═══ Data supplied
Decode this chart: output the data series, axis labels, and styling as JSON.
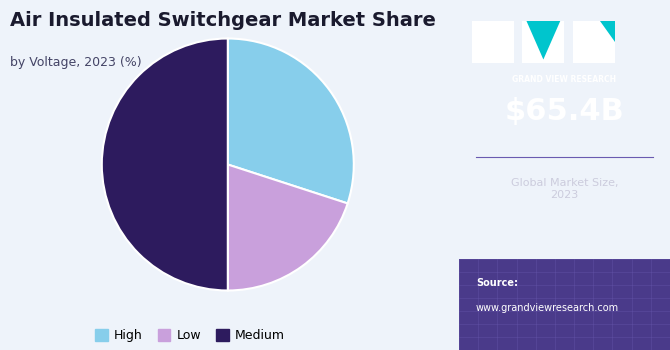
{
  "title": "Air Insulated Switchgear Market Share",
  "subtitle": "by Voltage, 2023 (%)",
  "segments": [
    "High",
    "Low",
    "Medium"
  ],
  "values": [
    30,
    20,
    50
  ],
  "colors": [
    "#87CEEB",
    "#C9A0DC",
    "#2D1B5E"
  ],
  "bg_color": "#EEF3FA",
  "right_panel_color": "#3B1F6B",
  "market_size": "$65.4B",
  "market_label": "Global Market Size,\n2023",
  "source_label": "Source:",
  "source_url": "www.grandviewresearch.com",
  "legend_labels": [
    "High",
    "Low",
    "Medium"
  ],
  "legend_colors": [
    "#87CEEB",
    "#C9A0DC",
    "#2D1B5E"
  ]
}
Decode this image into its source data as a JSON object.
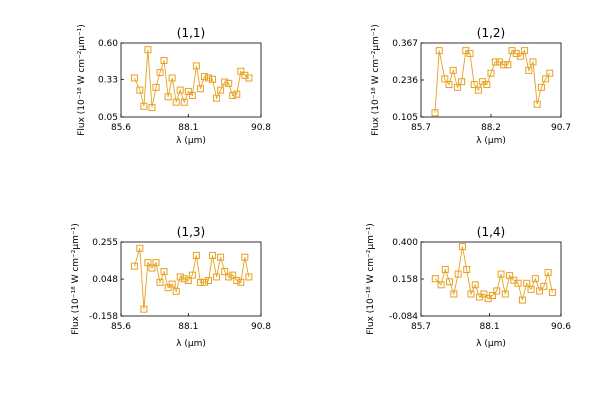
══════
Problem requirements:
Transcribe the listing in full and omit the pictures.

Full answer:
Decode this chart: output the data series, axis labels, and styling as JSON.
{
  "title": "Air Insulated Switchgear Market Share",
  "subtitle": "by Voltage, 2023 (%)",
  "segments": [
    "High",
    "Low",
    "Medium"
  ],
  "values": [
    30,
    20,
    50
  ],
  "colors": [
    "#87CEEB",
    "#C9A0DC",
    "#2D1B5E"
  ],
  "bg_color": "#EEF3FA",
  "right_panel_color": "#3B1F6B",
  "market_size": "$65.4B",
  "market_label": "Global Market Size,\n2023",
  "source_label": "Source:",
  "source_url": "www.grandviewresearch.com",
  "legend_labels": [
    "High",
    "Low",
    "Medium"
  ],
  "legend_colors": [
    "#87CEEB",
    "#C9A0DC",
    "#2D1B5E"
  ]
}
Decode this image into its source data as a JSON object.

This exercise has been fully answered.